_Exercise task_
Nothing should be left out: output all of the entries exactly.
_____
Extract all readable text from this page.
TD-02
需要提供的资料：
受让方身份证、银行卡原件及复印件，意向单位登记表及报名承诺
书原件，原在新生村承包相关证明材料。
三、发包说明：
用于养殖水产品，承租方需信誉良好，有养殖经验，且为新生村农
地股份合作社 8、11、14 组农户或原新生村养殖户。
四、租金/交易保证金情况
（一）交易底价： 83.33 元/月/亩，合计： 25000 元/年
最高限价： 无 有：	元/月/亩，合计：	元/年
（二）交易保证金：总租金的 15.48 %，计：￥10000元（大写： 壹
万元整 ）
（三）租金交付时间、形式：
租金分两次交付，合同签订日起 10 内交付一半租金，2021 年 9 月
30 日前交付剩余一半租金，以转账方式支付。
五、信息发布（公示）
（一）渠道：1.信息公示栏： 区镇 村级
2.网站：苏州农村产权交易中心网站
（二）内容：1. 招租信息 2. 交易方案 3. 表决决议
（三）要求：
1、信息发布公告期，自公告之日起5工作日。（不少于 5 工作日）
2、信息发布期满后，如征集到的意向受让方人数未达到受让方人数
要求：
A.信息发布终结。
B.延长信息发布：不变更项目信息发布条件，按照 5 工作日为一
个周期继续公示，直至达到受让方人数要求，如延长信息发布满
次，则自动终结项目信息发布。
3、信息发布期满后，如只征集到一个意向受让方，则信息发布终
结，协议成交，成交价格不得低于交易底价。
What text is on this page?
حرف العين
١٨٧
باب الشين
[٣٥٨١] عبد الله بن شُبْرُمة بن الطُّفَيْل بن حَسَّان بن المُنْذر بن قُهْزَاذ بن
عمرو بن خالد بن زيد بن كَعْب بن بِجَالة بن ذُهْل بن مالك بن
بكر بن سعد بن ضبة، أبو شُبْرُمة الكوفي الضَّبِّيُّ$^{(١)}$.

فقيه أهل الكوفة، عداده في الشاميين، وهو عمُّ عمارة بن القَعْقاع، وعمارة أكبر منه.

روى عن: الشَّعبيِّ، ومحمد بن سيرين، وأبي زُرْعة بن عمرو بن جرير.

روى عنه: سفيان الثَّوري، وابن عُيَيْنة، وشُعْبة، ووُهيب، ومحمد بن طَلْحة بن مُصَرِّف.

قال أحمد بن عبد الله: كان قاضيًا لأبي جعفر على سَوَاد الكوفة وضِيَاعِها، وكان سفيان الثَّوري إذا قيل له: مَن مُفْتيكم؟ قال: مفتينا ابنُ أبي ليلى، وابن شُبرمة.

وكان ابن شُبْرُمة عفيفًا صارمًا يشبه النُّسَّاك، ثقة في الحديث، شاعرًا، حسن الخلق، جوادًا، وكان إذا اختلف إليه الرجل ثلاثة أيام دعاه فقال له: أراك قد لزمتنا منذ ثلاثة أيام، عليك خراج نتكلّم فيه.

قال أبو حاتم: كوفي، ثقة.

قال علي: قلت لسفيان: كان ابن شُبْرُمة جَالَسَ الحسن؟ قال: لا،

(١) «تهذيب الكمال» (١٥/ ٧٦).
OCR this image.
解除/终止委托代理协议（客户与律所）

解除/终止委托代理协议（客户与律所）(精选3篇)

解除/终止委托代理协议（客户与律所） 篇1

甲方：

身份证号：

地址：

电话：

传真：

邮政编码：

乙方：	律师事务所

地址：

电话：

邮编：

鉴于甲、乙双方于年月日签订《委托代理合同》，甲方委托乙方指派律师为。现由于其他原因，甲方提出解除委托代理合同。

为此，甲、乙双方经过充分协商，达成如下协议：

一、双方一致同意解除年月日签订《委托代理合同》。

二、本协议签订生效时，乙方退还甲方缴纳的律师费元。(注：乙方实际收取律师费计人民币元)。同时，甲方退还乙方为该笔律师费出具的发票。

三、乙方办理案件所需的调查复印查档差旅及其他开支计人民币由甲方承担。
_____
_Output below_
Extract all readable text from this page.
TD-02
需要提供的资料：
受让方身份证、银行卡原件及复印件，意向单位登记表及报名承诺
书原件，原在新生村承包相关证明材料。
三、发包说明：
用于养殖水产品，承租方需信誉良好，有养殖经验，且为新生村农
地股份合作社 8、11、14 组农户或原新生村养殖户。
四、租金/交易保证金情况
（一）交易底价： 83.33 元/月/亩，合计： 25000 元/年
最高限价： 无 有：	元/月/亩，合计：	元/年
（二）交易保证金：总租金的 15.48 %，计：￥10000元（大写： 壹
万元整 ）
（三）租金交付时间、形式：
租金分两次交付，合同签订日起 10 内交付一半租金，2021 年 9 月
30 日前交付剩余一半租金，以转账方式支付。
五、信息发布（公示）
（一）渠道：1.信息公示栏： 区镇 村级
2.网站：苏州农村产权交易中心网站
（二）内容：1. 招租信息 2. 交易方案 3. 表决决议
（三）要求：
1、信息发布公告期，自公告之日起5工作日。（不少于 5 工作日）
2、信息发布期满后，如征集到的意向受让方人数未达到受让方人数
要求：
A.信息发布终结。
B.延长信息发布：不变更项目信息发布条件，按照 5 工作日为一
个周期继续公示，直至达到受让方人数要求，如延长信息发布满
次，则自动终结项目信息发布。
3、信息发布期满后，如只征集到一个意向受让方，则信息发布终
结，协议成交，成交价格不得低于交易底价。
What text is on this page?
حرف العين
١٨٧
باب الشين
[٣٥٨١] عبد الله بن شُبْرُمة بن الطُّفَيْل بن حَسَّان بن المُنْذر بن قُهْزَاذ بن
عمرو بن خالد بن زيد بن كَعْب بن بِجَالة بن ذُهْل بن مالك بن
بكر بن سعد بن ضبة، أبو شُبْرُمة الكوفي الضَّبِّيُّ$^{(١)}$.

فقيه أهل الكوفة، عداده في الشاميين، وهو عمُّ عمارة بن القَعْقاع، وعمارة أكبر منه.

روى عن: الشَّعبيِّ، ومحمد بن سيرين، وأبي زُرْعة بن عمرو بن جرير.

روى عنه: سفيان الثَّوري، وابن عُيَيْنة، وشُعْبة، ووُهيب، ومحمد بن طَلْحة بن مُصَرِّف.

قال أحمد بن عبد الله: كان قاضيًا لأبي جعفر على سَوَاد الكوفة وضِيَاعِها، وكان سفيان الثَّوري إذا قيل له: مَن مُفْتيكم؟ قال: مفتينا ابنُ أبي ليلى، وابن شُبرمة.

وكان ابن شُبْرُمة عفيفًا صارمًا يشبه النُّسَّاك، ثقة في الحديث، شاعرًا، حسن الخلق، جوادًا، وكان إذا اختلف إليه الرجل ثلاثة أيام دعاه فقال له: أراك قد لزمتنا منذ ثلاثة أيام، عليك خراج نتكلّم فيه.

قال أبو حاتم: كوفي، ثقة.

قال علي: قلت لسفيان: كان ابن شُبْرُمة جَالَسَ الحسن؟ قال: لا،

(١) «تهذيب الكمال» (١٥/ ٧٦).
OCR this image.
解除/终止委托代理协议（客户与律所）

解除/终止委托代理协议（客户与律所）(精选3篇)

解除/终止委托代理协议（客户与律所） 篇1

甲方：

身份证号：

地址：

电话：

传真：

邮政编码：

乙方：	律师事务所

地址：

电话：

邮编：

鉴于甲、乙双方于年月日签订《委托代理合同》，甲方委托乙方指派律师为。现由于其他原因，甲方提出解除委托代理合同。

为此，甲、乙双方经过充分协商，达成如下协议：

一、双方一致同意解除年月日签订《委托代理合同》。

二、本协议签订生效时，乙方退还甲方缴纳的律师费元。(注：乙方实际收取律师费计人民币元)。同时，甲方退还乙方为该笔律师费出具的发票。

三、乙方办理案件所需的调查复印查档差旅及其他开支计人民币由甲方承担。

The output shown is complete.